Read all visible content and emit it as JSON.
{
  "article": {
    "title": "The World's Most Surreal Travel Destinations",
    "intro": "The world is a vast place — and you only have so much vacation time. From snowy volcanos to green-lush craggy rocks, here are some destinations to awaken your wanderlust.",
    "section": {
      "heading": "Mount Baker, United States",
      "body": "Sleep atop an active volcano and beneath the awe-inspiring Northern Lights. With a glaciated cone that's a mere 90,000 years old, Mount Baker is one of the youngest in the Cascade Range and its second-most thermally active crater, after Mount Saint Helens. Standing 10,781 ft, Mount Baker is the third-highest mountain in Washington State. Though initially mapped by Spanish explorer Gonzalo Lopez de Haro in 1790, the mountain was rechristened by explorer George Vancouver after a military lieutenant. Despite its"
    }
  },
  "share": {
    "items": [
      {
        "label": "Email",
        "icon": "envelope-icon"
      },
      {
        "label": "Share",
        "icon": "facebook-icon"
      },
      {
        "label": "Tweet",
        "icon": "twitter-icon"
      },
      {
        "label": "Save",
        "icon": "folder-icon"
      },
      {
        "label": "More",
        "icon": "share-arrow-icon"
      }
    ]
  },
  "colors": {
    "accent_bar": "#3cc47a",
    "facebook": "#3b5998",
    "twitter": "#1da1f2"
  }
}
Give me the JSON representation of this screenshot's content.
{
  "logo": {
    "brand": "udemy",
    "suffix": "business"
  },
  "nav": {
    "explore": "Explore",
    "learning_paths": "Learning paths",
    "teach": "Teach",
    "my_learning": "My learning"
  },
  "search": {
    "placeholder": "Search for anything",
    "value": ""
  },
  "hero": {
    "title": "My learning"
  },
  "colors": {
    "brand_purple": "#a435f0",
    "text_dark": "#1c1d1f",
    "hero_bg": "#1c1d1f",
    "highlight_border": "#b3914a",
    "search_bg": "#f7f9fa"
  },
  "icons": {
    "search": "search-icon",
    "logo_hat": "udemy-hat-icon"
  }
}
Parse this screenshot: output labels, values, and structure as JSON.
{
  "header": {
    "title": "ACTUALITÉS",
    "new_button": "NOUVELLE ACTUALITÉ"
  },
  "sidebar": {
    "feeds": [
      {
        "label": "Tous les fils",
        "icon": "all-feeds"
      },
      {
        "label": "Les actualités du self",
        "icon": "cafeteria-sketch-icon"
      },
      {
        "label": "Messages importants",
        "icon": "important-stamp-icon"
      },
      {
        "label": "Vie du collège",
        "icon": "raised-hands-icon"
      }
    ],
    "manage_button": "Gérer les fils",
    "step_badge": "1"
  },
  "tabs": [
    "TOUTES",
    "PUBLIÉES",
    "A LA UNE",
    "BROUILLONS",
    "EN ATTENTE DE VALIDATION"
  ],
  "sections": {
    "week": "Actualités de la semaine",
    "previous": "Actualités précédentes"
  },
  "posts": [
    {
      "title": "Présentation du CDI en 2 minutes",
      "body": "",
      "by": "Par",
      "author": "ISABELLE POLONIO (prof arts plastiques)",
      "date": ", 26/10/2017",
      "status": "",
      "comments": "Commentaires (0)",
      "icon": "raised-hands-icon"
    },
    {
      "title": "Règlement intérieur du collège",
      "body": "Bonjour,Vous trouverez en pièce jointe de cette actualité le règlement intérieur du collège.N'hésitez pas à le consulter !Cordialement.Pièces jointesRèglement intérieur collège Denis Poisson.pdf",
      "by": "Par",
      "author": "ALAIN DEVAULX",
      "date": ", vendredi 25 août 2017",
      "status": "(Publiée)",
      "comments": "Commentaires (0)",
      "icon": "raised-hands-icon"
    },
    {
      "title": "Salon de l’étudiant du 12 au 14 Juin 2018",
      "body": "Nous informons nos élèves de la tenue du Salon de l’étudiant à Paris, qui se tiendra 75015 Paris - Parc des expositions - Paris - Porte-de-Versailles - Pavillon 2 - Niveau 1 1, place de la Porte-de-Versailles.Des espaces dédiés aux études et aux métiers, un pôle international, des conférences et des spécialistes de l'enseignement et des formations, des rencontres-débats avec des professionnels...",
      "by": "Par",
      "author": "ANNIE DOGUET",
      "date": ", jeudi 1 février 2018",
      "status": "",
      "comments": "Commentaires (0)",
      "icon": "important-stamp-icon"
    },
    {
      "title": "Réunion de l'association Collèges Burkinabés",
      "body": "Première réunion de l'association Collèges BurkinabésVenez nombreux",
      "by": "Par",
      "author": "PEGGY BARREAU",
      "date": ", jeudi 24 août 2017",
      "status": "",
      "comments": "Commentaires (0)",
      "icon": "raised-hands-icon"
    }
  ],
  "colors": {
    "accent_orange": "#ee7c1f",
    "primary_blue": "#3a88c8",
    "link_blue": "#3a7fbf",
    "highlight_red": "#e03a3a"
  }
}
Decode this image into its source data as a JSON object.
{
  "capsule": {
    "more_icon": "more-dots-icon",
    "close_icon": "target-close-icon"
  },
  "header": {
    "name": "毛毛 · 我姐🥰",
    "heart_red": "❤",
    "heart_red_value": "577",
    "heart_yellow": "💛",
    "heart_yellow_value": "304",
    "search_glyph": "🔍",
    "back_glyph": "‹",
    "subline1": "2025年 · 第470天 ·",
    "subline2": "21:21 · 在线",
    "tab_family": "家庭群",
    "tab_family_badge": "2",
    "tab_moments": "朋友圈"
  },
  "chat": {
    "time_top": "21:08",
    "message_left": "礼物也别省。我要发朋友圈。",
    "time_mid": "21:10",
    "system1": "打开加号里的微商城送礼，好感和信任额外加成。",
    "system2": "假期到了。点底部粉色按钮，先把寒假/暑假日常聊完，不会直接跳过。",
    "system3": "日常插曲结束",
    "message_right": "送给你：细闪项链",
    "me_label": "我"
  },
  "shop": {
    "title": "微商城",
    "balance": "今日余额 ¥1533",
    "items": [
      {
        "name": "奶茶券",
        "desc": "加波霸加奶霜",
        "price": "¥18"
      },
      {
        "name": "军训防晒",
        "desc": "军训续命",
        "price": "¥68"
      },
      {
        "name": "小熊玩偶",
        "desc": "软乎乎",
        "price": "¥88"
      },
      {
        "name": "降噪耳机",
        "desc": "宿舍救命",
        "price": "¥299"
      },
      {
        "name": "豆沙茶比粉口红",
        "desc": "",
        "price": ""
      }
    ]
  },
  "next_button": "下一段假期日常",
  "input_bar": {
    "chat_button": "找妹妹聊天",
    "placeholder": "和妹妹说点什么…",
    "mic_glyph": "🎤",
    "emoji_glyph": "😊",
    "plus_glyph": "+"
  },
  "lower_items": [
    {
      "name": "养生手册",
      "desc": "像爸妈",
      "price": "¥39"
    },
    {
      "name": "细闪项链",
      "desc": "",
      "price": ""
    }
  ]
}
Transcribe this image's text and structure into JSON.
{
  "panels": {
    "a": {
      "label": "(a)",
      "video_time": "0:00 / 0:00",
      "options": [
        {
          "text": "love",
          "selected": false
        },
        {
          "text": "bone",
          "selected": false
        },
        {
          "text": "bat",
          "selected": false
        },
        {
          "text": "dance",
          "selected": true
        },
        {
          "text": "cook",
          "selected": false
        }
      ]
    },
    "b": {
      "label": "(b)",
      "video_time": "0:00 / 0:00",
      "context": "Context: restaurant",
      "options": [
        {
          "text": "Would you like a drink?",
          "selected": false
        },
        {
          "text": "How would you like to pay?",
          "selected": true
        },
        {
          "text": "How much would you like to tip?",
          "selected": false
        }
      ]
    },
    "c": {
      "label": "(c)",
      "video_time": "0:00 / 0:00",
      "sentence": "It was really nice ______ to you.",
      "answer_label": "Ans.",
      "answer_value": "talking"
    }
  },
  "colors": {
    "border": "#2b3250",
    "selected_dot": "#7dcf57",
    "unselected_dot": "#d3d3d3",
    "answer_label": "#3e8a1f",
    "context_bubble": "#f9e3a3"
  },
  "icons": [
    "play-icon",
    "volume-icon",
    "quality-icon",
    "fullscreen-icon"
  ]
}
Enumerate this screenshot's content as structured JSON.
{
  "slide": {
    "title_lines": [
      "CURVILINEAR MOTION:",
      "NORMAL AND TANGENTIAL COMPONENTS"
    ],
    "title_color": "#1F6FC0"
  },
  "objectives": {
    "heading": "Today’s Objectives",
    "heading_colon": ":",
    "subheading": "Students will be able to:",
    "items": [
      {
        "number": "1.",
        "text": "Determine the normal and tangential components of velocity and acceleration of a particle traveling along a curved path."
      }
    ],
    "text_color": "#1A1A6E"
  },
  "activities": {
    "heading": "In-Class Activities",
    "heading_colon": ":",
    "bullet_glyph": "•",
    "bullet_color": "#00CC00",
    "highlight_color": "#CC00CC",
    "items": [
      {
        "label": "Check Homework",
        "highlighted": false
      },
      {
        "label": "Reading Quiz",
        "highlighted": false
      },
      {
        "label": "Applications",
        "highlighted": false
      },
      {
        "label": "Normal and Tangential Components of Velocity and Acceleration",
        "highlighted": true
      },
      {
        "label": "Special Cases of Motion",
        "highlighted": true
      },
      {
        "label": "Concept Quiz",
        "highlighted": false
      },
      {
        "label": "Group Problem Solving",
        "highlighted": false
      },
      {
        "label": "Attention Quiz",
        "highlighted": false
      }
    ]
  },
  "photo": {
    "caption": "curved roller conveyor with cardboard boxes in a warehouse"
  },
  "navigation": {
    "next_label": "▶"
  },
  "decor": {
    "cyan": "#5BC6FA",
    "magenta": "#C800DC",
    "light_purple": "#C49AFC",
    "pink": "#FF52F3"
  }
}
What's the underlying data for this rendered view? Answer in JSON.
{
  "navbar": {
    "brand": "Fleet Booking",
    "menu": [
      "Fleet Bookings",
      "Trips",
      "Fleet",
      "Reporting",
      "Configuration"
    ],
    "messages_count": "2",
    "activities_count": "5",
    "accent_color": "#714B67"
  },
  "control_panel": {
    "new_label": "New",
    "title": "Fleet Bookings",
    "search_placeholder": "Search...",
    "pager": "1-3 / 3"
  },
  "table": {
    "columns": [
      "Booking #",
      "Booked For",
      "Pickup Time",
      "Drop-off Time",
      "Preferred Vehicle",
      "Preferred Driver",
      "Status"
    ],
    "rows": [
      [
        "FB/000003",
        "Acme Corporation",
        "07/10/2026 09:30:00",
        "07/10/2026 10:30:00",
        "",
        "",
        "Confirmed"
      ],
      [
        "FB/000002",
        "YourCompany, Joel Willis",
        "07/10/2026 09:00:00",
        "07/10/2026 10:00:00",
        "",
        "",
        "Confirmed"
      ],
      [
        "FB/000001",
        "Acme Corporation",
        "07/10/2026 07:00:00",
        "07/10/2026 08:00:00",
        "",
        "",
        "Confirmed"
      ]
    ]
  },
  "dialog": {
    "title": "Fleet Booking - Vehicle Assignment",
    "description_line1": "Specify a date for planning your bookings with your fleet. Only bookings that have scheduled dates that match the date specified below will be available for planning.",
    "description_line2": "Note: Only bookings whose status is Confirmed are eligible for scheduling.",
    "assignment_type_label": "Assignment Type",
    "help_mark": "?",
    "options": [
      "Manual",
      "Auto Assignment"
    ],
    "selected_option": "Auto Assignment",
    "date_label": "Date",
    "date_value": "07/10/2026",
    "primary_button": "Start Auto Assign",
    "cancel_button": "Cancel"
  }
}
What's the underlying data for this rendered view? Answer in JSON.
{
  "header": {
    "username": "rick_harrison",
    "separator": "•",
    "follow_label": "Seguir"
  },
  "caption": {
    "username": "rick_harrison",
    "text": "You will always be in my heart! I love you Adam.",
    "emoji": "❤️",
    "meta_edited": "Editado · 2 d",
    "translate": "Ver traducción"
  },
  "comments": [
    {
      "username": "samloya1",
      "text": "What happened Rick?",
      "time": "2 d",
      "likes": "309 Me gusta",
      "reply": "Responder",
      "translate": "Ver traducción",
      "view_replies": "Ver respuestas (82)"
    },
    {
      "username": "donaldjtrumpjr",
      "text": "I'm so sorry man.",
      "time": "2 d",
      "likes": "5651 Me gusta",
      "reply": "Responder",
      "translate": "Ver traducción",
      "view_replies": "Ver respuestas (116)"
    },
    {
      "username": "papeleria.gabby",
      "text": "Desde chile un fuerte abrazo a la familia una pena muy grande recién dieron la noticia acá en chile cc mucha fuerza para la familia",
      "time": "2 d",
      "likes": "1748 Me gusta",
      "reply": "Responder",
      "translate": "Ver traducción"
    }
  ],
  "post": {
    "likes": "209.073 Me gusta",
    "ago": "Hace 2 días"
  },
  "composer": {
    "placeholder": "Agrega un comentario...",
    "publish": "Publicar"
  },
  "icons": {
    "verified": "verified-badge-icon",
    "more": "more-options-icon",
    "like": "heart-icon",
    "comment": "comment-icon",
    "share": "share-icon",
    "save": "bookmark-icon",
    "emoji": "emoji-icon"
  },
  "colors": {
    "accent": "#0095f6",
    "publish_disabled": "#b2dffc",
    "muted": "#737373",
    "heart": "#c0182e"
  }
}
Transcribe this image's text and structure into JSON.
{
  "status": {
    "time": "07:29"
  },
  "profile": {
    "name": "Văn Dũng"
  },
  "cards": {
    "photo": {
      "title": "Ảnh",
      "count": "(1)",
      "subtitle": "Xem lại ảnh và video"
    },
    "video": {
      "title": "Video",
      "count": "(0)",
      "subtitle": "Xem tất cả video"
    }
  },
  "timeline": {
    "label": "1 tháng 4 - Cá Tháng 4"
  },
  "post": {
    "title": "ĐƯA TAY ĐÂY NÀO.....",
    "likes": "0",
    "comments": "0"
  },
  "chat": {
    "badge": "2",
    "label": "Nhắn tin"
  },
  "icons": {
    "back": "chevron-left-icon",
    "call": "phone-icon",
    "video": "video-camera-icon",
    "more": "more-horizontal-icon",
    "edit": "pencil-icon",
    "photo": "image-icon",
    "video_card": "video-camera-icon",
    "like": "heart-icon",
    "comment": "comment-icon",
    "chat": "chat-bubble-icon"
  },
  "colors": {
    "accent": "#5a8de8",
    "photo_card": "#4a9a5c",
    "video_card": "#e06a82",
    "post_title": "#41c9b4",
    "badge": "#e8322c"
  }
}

□ □ □ □ □ □ □

• _What is required_: Go through the records above and copy every line with the word "caption".

• _Solution for this problem_:
    "caption": "curved roller conveyor with cardboard boxes in a warehouse"
  "caption": {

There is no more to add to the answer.